== Source text ==
So far, we have calculated the accuracy scores for each model without performing any cross validation or paramater tuning. The best model so far is Support Vector Machine with the accurcacy score 73.48% and F1 score 71.74%.

### Classification models with Hyperparameter Tuning

In [131]:
models = {
    "LR" : {
        "model": LogisticRegression(penalty="l2"),
        "params_grid": {
            "C" : [0.1,1,10,100]
        }
    },

    "KNN" : {
        "model": KNeighborsClassifier(),
        "params_grid": {
            "n_neighbors" : [10,100,200,500]
        }
    },

    "SVM": {
        "model": SVC(gamma="auto"),
        "params_grid": {
            "kernel" : ["linear", "rbf"],
            "C": [0.1,1,10,100]
        }
    },

    "Decision_Tree" : {
        "model": DecisionTreeClassifier(),
        "params_grid": {
            "criterion": ["gini", "entropy"],
            "max_depth": [3,5,10]
        }
    },

    "Bagging":{
        "model": BaggingClassifier(),
        "params_grid": {
            "n_estimators" : [10, 50, 100, 500],
            "max_samples": [0.5, 0.75, 1]
        }
    },

    "Random_Forest": {
        "model" : RandomForestClassifier(),
        "params_grid" : {
            "n_estimators": [10,50,100,500],
            "criterion" : ["gini", "entropy"]
        }

    },

    "Gradient_Boosting": {
        "model": GradientBoostingClassifier(),
        "params_grid": {
            "learning_rate" : [0.01, 0.05, 0.1, 0.5],
            "n_estimators": [50,100,500,1000]
        }

    },

    "AdaBoost": {
        "model": AdaBoostClassifier(),
        "params_grid": {
            "n_estimators": [10,50,100,500],
        }
    }
}

In [None]:
scores = []

for model_name, param in models.items():
    classifier = GridSearchCV(estimator= param["model"], param_grid= param["params"], cv= 10)
    classifier.fit(X_train, y_train)
    scores.append({
        "model" : model_name,
        "best_params" : classifier.best_params_,
        "best_score" : classifier.best_score_
    })

scores = pd.DataFrame(scores, columns= ["model", "best_params", "best_score"])
scores

Parameter grids are created for each of the above classifier and {the best classification model with parameters} is selected as our final model.

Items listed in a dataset
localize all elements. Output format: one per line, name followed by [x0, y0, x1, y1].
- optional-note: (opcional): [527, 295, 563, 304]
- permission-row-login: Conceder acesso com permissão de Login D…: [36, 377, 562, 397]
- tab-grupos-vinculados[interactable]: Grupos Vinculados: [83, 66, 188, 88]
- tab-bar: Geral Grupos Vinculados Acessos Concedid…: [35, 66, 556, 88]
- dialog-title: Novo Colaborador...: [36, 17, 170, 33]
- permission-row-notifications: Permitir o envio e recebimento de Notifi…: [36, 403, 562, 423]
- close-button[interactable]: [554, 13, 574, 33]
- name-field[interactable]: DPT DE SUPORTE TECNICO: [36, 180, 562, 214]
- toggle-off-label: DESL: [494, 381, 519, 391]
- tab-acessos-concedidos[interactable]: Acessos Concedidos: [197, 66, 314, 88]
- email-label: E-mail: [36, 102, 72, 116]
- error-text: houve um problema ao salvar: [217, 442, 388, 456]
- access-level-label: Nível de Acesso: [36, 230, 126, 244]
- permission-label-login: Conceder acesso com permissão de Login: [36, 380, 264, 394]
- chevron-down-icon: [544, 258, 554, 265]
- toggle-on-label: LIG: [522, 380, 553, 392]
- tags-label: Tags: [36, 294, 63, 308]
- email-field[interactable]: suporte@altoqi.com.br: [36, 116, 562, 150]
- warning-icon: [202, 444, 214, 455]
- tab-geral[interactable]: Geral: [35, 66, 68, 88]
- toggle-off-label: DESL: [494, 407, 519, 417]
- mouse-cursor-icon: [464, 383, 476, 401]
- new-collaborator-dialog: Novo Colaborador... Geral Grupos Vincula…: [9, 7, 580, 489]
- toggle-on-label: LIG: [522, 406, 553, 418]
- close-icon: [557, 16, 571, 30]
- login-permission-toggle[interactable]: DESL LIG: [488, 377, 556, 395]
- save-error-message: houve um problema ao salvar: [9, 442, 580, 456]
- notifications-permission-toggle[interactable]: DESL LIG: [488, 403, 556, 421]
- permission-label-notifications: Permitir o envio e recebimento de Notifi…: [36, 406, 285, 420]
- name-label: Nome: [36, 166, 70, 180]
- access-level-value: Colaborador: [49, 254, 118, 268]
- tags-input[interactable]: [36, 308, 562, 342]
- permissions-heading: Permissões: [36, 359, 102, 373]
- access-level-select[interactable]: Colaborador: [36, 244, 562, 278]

== Action item A ==
In the notebook excerpt on model tuning, rewrite the paragraph beginning "So far, we have calculated" as a shorter version that keeps its main facts.
== Action item B ==
In the notebook excerpt on model tuning, which kernel values does the SVM parameter grid include?

== Answer A ==
Each model's accuracy was computed without cross-validation or parameter tuning. So far, the Support Vector Machine performs best, with 73.48% accuracy and a 71.74% F1 score.

== Answer B ==
"linear" and "rbf"